(Stored items)
+ + + + +

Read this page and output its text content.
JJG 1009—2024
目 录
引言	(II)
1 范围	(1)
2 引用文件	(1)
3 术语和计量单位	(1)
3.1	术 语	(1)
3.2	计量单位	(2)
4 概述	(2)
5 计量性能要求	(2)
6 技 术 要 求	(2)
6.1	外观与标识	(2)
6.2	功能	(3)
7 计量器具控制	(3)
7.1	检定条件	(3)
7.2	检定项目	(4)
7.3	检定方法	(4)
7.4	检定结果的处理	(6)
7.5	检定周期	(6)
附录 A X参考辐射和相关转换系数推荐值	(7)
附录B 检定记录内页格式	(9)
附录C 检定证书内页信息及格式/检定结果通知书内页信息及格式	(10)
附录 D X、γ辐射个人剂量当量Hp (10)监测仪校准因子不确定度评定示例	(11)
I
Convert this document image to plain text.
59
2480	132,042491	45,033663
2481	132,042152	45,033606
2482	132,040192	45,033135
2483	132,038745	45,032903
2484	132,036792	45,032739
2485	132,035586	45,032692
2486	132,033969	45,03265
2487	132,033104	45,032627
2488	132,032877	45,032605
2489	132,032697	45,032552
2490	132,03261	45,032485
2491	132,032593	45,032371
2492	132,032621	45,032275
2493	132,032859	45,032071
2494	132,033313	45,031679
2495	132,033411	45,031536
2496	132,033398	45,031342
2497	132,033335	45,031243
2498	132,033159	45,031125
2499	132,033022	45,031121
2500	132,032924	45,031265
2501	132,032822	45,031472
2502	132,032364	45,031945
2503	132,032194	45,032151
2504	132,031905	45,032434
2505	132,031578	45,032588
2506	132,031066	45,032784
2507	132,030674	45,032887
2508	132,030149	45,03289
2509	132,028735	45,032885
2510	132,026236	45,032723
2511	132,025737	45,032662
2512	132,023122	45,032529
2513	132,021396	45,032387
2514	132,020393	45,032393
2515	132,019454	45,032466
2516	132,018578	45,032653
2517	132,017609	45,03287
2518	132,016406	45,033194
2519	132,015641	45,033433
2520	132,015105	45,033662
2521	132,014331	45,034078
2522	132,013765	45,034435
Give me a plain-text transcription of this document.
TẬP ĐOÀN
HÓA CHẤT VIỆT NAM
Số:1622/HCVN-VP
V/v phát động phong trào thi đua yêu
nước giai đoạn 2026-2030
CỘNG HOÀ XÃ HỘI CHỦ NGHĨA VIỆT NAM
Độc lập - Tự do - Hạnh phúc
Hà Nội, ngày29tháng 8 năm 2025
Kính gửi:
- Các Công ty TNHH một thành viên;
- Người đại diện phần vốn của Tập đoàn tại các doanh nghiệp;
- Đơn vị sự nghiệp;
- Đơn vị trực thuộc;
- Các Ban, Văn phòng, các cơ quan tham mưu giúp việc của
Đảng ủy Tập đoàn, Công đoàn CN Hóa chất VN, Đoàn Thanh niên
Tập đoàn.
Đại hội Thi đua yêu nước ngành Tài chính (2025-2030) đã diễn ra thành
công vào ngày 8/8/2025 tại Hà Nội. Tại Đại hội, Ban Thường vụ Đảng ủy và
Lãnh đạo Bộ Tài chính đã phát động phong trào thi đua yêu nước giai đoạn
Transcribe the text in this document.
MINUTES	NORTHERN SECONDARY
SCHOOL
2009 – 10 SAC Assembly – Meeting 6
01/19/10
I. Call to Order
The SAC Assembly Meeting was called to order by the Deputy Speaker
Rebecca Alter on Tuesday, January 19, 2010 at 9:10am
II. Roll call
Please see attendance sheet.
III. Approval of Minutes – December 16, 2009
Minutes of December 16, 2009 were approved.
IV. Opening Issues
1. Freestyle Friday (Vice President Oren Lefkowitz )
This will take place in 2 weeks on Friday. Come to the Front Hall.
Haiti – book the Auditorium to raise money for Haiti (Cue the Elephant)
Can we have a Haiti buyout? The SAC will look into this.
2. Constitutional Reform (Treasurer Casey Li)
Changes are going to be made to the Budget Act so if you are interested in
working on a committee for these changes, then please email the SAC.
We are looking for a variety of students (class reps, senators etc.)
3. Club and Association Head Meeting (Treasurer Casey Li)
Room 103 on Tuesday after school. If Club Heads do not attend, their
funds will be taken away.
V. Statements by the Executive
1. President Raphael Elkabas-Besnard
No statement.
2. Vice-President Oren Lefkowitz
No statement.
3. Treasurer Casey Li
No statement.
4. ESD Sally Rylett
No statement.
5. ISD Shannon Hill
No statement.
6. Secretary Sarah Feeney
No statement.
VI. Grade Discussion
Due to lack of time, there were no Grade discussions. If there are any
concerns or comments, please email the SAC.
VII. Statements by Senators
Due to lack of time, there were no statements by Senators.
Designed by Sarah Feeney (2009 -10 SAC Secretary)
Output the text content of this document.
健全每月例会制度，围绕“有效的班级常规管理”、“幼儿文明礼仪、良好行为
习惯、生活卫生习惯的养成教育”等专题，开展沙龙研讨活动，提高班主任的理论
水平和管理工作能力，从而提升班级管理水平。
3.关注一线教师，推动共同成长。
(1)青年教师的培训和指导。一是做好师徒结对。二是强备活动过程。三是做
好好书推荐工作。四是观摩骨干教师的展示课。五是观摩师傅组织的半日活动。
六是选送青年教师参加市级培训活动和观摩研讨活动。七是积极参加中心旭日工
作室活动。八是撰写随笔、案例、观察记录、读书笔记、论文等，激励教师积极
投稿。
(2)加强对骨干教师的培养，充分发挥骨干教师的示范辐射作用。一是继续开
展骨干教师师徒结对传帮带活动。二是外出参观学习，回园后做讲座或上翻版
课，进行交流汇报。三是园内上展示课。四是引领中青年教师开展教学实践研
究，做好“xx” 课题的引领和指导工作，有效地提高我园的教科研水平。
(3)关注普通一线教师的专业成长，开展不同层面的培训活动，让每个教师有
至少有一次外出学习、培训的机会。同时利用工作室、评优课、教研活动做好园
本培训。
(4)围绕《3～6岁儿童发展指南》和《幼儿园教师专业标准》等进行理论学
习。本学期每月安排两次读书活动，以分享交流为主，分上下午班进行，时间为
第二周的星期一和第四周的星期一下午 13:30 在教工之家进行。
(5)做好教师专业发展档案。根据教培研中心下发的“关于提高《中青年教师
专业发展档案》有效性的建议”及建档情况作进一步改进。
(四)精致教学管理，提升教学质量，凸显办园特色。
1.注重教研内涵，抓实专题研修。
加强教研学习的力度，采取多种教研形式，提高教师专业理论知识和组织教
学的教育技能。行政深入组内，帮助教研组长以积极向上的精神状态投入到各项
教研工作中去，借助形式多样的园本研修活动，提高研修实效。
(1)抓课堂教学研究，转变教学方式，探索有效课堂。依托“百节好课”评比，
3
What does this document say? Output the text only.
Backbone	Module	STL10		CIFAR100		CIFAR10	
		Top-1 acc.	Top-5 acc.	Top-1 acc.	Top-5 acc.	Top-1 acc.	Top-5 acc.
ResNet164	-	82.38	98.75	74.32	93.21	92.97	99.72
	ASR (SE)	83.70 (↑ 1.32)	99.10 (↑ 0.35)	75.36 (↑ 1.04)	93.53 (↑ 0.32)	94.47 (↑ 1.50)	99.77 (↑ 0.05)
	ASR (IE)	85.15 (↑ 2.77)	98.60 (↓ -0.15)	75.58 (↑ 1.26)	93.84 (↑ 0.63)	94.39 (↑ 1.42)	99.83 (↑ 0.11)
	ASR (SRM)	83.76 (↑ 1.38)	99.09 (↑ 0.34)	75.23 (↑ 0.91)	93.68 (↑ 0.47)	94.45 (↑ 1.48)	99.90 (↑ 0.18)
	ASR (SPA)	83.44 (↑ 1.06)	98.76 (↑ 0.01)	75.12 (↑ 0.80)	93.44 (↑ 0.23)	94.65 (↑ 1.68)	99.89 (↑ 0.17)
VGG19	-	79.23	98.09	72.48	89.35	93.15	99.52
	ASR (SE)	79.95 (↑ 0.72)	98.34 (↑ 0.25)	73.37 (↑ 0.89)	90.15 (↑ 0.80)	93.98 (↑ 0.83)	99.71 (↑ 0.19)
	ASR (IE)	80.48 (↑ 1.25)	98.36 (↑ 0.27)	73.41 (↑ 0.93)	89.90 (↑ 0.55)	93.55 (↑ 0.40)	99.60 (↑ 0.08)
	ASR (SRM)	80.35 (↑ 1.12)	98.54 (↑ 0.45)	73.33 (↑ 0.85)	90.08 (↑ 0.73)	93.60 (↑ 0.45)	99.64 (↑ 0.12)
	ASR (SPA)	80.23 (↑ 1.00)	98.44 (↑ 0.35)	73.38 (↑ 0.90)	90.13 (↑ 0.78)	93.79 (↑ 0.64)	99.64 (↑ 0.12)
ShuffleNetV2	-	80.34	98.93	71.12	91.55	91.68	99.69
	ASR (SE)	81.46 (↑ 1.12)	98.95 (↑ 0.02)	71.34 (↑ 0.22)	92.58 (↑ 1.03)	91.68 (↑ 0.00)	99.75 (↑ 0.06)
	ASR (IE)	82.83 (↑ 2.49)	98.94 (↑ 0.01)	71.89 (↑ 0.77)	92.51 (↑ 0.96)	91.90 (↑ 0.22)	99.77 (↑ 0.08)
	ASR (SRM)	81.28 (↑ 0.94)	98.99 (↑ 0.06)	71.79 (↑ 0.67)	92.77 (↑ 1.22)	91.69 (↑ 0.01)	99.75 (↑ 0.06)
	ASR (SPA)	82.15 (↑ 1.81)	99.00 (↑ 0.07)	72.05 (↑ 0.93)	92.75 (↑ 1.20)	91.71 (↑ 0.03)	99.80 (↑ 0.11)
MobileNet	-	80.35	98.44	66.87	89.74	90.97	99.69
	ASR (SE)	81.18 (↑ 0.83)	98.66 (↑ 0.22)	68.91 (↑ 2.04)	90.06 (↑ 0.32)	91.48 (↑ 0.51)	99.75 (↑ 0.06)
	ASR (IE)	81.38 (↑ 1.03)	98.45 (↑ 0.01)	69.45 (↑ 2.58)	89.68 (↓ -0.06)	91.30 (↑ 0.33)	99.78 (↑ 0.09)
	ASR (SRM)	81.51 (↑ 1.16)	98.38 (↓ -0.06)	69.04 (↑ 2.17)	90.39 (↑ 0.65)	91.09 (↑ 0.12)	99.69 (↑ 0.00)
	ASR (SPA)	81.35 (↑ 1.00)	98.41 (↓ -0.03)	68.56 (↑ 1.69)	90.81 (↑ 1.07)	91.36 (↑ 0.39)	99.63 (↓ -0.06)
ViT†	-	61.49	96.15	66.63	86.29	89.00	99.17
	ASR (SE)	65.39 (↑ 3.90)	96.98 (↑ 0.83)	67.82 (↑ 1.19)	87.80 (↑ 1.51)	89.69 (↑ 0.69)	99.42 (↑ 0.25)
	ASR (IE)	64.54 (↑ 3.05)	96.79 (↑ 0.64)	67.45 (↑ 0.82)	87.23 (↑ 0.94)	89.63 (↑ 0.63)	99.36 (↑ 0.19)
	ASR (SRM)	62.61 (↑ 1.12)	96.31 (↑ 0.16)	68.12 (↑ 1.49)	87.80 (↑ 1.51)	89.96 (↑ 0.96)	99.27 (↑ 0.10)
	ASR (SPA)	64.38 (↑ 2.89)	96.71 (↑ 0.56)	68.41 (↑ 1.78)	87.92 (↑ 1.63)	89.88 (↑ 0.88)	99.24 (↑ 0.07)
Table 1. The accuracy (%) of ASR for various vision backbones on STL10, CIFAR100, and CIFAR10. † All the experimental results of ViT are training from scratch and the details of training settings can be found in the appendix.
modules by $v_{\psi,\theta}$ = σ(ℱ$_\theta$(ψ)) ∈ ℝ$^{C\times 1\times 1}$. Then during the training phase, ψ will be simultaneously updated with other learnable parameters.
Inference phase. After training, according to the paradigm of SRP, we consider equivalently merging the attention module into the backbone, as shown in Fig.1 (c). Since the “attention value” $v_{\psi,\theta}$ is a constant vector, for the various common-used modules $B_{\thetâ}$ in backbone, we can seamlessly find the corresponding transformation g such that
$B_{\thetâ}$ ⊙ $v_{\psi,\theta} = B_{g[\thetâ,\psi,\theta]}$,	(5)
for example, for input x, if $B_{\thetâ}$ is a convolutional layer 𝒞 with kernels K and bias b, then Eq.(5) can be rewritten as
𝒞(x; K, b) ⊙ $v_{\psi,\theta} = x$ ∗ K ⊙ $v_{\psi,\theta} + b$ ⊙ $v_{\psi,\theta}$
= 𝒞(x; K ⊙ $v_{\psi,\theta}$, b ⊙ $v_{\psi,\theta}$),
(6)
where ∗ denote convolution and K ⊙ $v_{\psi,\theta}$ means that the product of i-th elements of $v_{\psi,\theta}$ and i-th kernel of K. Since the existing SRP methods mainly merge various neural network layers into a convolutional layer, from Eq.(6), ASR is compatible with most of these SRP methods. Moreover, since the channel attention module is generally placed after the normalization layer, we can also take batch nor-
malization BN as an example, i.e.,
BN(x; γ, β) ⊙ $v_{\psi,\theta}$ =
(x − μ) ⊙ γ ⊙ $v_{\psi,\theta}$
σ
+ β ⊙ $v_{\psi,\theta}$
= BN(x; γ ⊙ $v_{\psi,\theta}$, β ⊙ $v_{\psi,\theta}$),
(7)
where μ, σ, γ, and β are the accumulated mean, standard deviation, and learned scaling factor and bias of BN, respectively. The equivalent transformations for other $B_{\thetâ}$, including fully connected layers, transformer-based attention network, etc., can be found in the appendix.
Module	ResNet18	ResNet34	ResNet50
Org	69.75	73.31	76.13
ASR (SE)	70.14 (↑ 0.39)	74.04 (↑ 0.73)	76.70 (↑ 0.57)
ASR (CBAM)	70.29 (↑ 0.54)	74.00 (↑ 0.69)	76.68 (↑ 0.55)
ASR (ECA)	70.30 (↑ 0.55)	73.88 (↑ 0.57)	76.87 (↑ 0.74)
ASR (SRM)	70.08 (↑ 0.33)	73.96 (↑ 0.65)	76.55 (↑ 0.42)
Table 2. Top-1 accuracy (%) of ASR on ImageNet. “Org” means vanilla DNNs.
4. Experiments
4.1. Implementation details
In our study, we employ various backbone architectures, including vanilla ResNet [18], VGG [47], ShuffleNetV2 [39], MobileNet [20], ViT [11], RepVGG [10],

+ + + + +

● WHAT THIS TASK INVOLVES: Using the listing above, show every line that includes the string "these".

● SOLUTION:
working on a committee for these changes, then please email the SAC.
where ∗ denote convolution and K ⊙ $v_{\psi,\theta}$ means that the product of i-th elements of $v_{\psi,\theta}$ and i-th kernel of K. Since the existing SRP methods mainly merge various neural network layers into a convolutional layer, from Eq.(6), ASR is compatible with most of these SRP methods. Moreover, since the channel attention module is generally placed after the normalization layer, we can also take batch nor-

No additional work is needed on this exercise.